* **WORK TO COMPLETE**: Return every line below in which "FENCING" appears.

* **EXCERPTED DATA**:
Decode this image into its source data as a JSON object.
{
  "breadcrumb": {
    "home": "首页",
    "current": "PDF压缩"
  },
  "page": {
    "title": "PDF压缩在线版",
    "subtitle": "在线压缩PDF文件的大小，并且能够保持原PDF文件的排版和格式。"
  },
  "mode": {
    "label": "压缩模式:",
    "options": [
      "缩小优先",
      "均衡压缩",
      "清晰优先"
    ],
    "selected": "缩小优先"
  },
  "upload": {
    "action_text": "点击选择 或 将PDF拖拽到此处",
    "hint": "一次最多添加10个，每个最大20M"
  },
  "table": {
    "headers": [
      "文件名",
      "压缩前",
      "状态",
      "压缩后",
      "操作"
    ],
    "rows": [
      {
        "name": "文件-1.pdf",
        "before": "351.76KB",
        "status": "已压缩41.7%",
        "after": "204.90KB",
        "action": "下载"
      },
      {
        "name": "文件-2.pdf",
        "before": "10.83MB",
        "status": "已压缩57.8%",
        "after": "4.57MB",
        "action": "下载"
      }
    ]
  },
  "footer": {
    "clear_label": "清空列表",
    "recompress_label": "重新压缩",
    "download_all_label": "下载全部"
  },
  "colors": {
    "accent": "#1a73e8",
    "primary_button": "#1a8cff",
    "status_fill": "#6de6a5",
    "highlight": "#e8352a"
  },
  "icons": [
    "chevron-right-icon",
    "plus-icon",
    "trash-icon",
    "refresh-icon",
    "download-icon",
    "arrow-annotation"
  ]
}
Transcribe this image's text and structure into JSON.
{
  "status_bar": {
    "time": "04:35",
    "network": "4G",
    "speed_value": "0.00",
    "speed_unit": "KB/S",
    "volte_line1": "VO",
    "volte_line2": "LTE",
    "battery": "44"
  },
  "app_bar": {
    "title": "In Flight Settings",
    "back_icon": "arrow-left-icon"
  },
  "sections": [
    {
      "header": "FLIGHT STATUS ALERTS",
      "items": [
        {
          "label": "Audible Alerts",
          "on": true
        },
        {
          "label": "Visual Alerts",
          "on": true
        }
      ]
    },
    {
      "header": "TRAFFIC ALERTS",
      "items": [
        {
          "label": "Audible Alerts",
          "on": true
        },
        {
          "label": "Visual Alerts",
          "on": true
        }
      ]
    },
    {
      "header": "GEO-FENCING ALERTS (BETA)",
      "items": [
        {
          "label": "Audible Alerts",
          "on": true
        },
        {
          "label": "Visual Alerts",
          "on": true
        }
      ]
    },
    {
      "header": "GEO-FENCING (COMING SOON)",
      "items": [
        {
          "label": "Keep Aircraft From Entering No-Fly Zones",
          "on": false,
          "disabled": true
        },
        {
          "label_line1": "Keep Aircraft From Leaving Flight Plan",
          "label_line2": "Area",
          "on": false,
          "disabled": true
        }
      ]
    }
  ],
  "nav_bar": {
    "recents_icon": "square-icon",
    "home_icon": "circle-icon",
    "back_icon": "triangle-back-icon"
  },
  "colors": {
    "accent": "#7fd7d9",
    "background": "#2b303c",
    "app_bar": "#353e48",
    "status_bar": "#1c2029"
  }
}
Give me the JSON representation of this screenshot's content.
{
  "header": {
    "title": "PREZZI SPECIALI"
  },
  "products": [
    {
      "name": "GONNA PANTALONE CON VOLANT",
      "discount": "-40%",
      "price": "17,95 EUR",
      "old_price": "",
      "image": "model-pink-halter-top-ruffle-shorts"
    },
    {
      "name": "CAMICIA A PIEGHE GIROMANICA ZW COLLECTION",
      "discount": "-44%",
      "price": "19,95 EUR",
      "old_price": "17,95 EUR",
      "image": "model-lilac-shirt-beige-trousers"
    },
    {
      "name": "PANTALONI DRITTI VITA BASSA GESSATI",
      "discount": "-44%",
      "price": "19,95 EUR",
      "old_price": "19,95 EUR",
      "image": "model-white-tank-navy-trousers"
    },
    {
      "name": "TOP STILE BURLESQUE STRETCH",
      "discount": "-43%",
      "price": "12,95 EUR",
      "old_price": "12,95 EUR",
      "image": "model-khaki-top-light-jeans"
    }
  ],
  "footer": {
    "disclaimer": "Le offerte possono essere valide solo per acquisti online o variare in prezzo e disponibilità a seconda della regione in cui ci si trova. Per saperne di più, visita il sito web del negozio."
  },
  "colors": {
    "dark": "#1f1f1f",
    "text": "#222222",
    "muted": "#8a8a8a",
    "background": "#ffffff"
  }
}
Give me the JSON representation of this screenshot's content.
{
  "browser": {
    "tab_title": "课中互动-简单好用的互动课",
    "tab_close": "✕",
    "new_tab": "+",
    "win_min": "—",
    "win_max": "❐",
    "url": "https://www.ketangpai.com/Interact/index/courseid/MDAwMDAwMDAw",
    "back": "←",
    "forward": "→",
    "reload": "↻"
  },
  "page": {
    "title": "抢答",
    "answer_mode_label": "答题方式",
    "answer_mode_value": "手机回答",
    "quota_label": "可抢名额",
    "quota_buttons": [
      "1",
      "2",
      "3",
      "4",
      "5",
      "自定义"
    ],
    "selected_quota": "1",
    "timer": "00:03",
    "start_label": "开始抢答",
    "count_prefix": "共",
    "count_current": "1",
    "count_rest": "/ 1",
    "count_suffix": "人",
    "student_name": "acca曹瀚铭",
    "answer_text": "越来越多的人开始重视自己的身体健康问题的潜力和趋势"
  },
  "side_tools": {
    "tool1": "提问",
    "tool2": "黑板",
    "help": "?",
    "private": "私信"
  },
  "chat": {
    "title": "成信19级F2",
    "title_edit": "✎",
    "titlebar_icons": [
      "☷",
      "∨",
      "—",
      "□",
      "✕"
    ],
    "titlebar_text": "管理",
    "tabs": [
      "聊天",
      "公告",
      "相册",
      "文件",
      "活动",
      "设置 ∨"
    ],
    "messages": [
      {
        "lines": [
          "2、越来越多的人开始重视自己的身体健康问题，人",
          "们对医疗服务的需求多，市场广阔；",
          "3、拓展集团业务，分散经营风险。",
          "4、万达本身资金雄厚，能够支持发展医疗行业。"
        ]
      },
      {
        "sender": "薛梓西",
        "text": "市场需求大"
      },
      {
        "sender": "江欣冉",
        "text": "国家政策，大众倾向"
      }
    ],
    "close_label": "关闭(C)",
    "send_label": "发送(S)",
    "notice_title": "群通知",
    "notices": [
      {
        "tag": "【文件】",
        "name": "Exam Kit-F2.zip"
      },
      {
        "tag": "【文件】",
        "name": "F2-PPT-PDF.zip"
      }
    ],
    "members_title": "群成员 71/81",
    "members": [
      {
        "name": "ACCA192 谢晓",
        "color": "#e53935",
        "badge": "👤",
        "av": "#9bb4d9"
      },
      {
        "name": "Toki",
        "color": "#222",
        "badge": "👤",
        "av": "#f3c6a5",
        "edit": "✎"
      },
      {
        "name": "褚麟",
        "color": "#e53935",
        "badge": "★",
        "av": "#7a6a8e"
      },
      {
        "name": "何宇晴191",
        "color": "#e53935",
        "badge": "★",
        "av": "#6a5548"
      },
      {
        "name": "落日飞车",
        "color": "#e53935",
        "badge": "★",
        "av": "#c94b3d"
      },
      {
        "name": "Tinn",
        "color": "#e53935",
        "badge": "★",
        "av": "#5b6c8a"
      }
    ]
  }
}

* **ANSWER TO THIS PROBLEM**:
      "header": "GEO-FENCING ALERTS (BETA)",
      "header": "GEO-FENCING (COMING SOON)",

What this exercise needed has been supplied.